╔══
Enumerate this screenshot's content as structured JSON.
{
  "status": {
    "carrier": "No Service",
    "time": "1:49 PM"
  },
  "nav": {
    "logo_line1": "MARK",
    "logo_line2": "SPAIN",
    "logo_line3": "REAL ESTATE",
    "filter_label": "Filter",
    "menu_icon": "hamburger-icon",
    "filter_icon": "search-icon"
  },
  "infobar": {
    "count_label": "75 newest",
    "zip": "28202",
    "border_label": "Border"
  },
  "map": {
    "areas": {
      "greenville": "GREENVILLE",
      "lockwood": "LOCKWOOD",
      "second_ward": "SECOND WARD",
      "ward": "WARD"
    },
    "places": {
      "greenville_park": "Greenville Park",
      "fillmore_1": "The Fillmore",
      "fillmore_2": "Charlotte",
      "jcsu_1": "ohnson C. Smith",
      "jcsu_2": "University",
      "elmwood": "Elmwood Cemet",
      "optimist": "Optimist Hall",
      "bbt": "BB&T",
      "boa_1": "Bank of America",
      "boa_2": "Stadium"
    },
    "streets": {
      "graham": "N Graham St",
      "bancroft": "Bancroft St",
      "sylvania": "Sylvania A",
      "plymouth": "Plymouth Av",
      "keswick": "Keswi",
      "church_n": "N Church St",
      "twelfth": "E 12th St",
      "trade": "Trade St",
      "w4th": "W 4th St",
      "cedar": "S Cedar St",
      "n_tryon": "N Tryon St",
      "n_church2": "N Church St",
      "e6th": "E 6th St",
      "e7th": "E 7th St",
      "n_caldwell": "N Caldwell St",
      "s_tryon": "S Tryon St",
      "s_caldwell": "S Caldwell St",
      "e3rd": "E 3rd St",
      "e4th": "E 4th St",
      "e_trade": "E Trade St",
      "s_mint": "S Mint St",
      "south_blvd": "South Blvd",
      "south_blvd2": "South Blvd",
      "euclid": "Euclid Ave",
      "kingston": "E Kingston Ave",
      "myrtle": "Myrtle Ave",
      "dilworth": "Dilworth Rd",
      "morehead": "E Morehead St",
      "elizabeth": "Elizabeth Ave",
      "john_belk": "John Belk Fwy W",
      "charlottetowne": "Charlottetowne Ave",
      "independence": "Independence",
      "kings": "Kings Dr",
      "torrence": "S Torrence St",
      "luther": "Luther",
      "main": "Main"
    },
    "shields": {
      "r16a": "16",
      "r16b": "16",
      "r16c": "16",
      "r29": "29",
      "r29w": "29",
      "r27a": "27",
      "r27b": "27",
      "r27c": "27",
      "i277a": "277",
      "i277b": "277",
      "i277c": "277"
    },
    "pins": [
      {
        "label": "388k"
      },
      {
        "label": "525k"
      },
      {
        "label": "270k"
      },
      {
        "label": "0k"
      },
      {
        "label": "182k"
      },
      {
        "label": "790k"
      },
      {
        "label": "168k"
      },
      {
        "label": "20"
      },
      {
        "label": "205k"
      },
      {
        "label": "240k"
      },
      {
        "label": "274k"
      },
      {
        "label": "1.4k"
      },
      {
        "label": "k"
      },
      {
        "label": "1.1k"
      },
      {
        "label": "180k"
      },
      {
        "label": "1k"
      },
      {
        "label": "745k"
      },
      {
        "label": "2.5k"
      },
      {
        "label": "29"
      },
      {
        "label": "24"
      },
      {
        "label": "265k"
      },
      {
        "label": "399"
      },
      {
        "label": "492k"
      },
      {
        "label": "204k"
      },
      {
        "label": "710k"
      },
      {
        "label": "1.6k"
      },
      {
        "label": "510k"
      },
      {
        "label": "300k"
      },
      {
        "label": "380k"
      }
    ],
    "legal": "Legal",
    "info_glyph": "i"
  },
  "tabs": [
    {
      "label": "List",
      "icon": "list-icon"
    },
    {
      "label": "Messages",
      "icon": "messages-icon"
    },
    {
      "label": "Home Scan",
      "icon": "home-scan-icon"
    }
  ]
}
╚══
» **Problem description**: Copy all of the data. Keep every word exactly as it is.

» **Written solution**:
Enumerate this screenshot's content as structured JSON.
{
  "status": {
    "carrier": "No Service",
    "time": "1:49 PM"
  },
  "nav": {
    "logo_line1": "MARK",
    "logo_line2": "SPAIN",
    "logo_line3": "REAL ESTATE",
    "filter_label": "Filter",
    "menu_icon": "hamburger-icon",
    "filter_icon": "search-icon"
  },
  "infobar": {
    "count_label": "75 newest",
    "zip": "28202",
    "border_label": "Border"
  },
  "map": {
    "areas": {
      "greenville": "GREENVILLE",
      "lockwood": "LOCKWOOD",
      "second_ward": "SECOND WARD",
      "ward": "WARD"
    },
    "places": {
      "greenville_park": "Greenville Park",
      "fillmore_1": "The Fillmore",
      "fillmore_2": "Charlotte",
      "jcsu_1": "ohnson C. Smith",
      "jcsu_2": "University",
      "elmwood": "Elmwood Cemet",
      "optimist": "Optimist Hall",
      "bbt": "BB&T",
      "boa_1": "Bank of America",
      "boa_2": "Stadium"
    },
    "streets": {
      "graham": "N Graham St",
      "bancroft": "Bancroft St",
      "sylvania": "Sylvania A",
      "plymouth": "Plymouth Av",
      "keswick": "Keswi",
      "church_n": "N Church St",
      "twelfth": "E 12th St",
      "trade": "Trade St",
      "w4th": "W 4th St",
      "cedar": "S Cedar St",
      "n_tryon": "N Tryon St",
      "n_church2": "N Church St",
      "e6th": "E 6th St",
      "e7th": "E 7th St",
      "n_caldwell": "N Caldwell St",
      "s_tryon": "S Tryon St",
      "s_caldwell": "S Caldwell St",
      "e3rd": "E 3rd St",
      "e4th": "E 4th St",
      "e_trade": "E Trade St",
      "s_mint": "S Mint St",
      "south_blvd": "South Blvd",
      "south_blvd2": "South Blvd",
      "euclid": "Euclid Ave",
      "kingston": "E Kingston Ave",
      "myrtle": "Myrtle Ave",
      "dilworth": "Dilworth Rd",
      "morehead": "E Morehead St",
      "elizabeth": "Elizabeth Ave",
      "john_belk": "John Belk Fwy W",
      "charlottetowne": "Charlottetowne Ave",
      "independence": "Independence",
      "kings": "Kings Dr",
      "torrence": "S Torrence St",
      "luther": "Luther",
      "main": "Main"
    },
    "shields": {
      "r16a": "16",
      "r16b": "16",
      "r16c": "16",
      "r29": "29",
      "r29w": "29",
      "r27a": "27",
      "r27b": "27",
      "r27c": "27",
      "i277a": "277",
      "i277b": "277",
      "i277c": "277"
    },
    "pins": [
      {
        "label": "388k"
      },
      {
        "label": "525k"
      },
      {
        "label": "270k"
      },
      {
        "label": "0k"
      },
      {
        "label": "182k"
      },
      {
        "label": "790k"
      },
      {
        "label": "168k"
      },
      {
        "label": "20"
      },
      {
        "label": "205k"
      },
      {
        "label": "240k"
      },
      {
        "label": "274k"
      },
      {
        "label": "1.4k"
      },
      {
        "label": "k"
      },
      {
        "label": "1.1k"
      },
      {
        "label": "180k"
      },
      {
        "label": "1k"
      },
      {
        "label": "745k"
      },
      {
        "label": "2.5k"
      },
      {
        "label": "29"
      },
      {
        "label": "24"
      },
      {
        "label": "265k"
      },
      {
        "label": "399"
      },
      {
        "label": "492k"
      },
      {
        "label": "204k"
      },
      {
        "label": "710k"
      },
      {
        "label": "1.6k"
      },
      {
        "label": "510k"
      },
      {
        "label": "300k"
      },
      {
        "label": "380k"
      }
    ],
    "legal": "Legal",
    "info_glyph": "i"
  },
  "tabs": [
    {
      "label": "List",
      "icon": "list-icon"
    },
    {
      "label": "Messages",
      "icon": "messages-icon"
    },
    {
      "label": "Home Scan",
      "icon": "home-scan-icon"
    }
  ]
}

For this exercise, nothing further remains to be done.